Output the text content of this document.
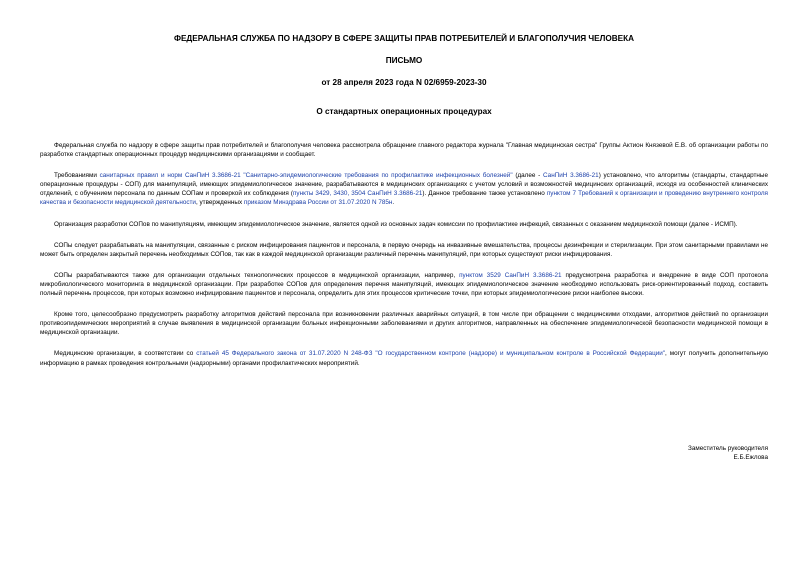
ФЕДЕРАЛЬНАЯ СЛУЖБА ПО НАДЗОРУ В СФЕРЕ ЗАЩИТЫ ПРАВ ПОТРЕБИТЕЛЕЙ И БЛАГОПОЛУЧИЯ ЧЕЛОВЕКА

ПИСЬМО

от 28 апреля 2023 года N 02/6959-2023-30

О стандартных операционных процедурах

Федеральная служба по надзору в сфере защиты прав потребителей и благополучия человека рассмотрела обращение главного редактора журнала "Главная медицинская сестра" Группы Актион Князевой Е.В. об организации работы по разработке стандартных операционных процедур медицинскими организациями и сообщает.

Требованиями санитарных правил и норм СанПиН 3.3686-21 "Санитарно-эпидемиологические требования по профилактике инфекционных болезней" (далее - СанПиН 3.3686-21) установлено, что алгоритмы (стандарты, стандартные операционные процедуры - СОП) для манипуляций, имеющих эпидемиологическое значение, разрабатываются в медицинских организациях с учетом условий и возможностей медицинских организаций, исходя из особенностей клинических отделений, с обучением персонала по данным СОПам и проверкой их соблюдения (пункты 3429, 3430, 3504 СанПиН 3.3686-21). Данное требование также установлено пунктом 7 Требований к организации и проведению внутреннего контроля качества и безопасности медицинской деятельности, утвержденных приказом Минздрава России от 31.07.2020 N 785н.

Организация разработки СОПов по манипуляциям, имеющим эпидемиологическое значение, является одной из основных задач комиссии по профилактике инфекций, связанных с оказанием медицинской помощи (далее - ИСМП).

СОПы следует разрабатывать на манипуляции, связанные с риском инфицирования пациентов и персонала, в первую очередь на инвазивные вмешательства, процессы дезинфекции и стерилизации. При этом санитарными правилами не может быть определен закрытый перечень необходимых СОПов, так как в каждой медицинской организации различный перечень манипуляций, при которых существуют риски инфицирования.

СОПы разрабатываются также для организации отдельных технологических процессов в медицинской организации, например, пунктом 3529 СанПиН 3.3686-21 предусмотрена разработка и внедрение в виде СОП протокола микробиологического мониторинга в медицинской организации. При разработке СОПов для определения перечня манипуляций, имеющих эпидемиологическое значение необходимо использовать риск-ориентированный подход, составить полный перечень процессов, при которых возможно инфицирование пациентов и персонала, определить для этих процессов критические точки, при которых эпидемиологические риски наиболее высоки.

Кроме того, целесообразно предусмотреть разработку алгоритмов действий персонала при возникновении различных аварийных ситуаций, в том числе при обращении с медицинскими отходами, алгоритмов действий по организации противоэпидемических мероприятий в случае выявления в медицинской организации больных инфекционными заболеваниями и других алгоритмов, направленных на обеспечение эпидемиологической безопасности медицинской помощи в медицинской организации.

Медицинские организации, в соответствии со статьей 45 Федерального закона от 31.07.2020 N 248-ФЗ "О государственном контроле (надзоре) и муниципальном контроле в Российской Федерации", могут получить дополнительную информацию в рамках проведения контрольными (надзорными) органами профилактических мероприятий.

Заместитель руководителя
Е.Б.Ежлова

......

■ **Exercise brief**
Search the preceding listing for the word "разрабатываются" and pull out every line that holds it.

■ **Result of the exercise**
Требованиями санитарных правил и норм СанПиН 3.3686-21 "Санитарно-эпидемиологические требования по профилактике инфекционных болезней" (далее - СанПиН 3.3686-21) установлено, что алгоритмы (стандарты, стандартные операционные процедуры - СОП) для манипуляций, имеющих эпидемиологическое значение, разрабатываются в медицинских организациях с учетом условий и возможностей медицинских организаций, исходя из особенностей клинических отделений, с обучением персонала по данным СОПам и проверкой их соблюдения (пункты 3429, 3430, 3504 СанПиН 3.3686-21). Данное требование также установлено пунктом 7 Требований к организации и проведению внутреннего контроля качества и безопасности медицинской деятельности, утвержденных приказом Минздрава России от 31.07.2020 N 785н.
СОПы разрабатываются также для организации отдельных технологических процессов в медицинской организации, например, пунктом 3529 СанПиН 3.3686-21 предусмотрена разработка и внедрение в виде СОП протокола микробиологического мониторинга в медицинской организации. При разработке СОПов для определения перечня манипуляций, имеющих эпидемиологическое значение необходимо использовать риск-ориентированный подход, составить полный перечень процессов, при которых возможно инфицирование пациентов и персонала, определить для этих процессов критические точки, при которых эпидемиологические риски наиболее высоки.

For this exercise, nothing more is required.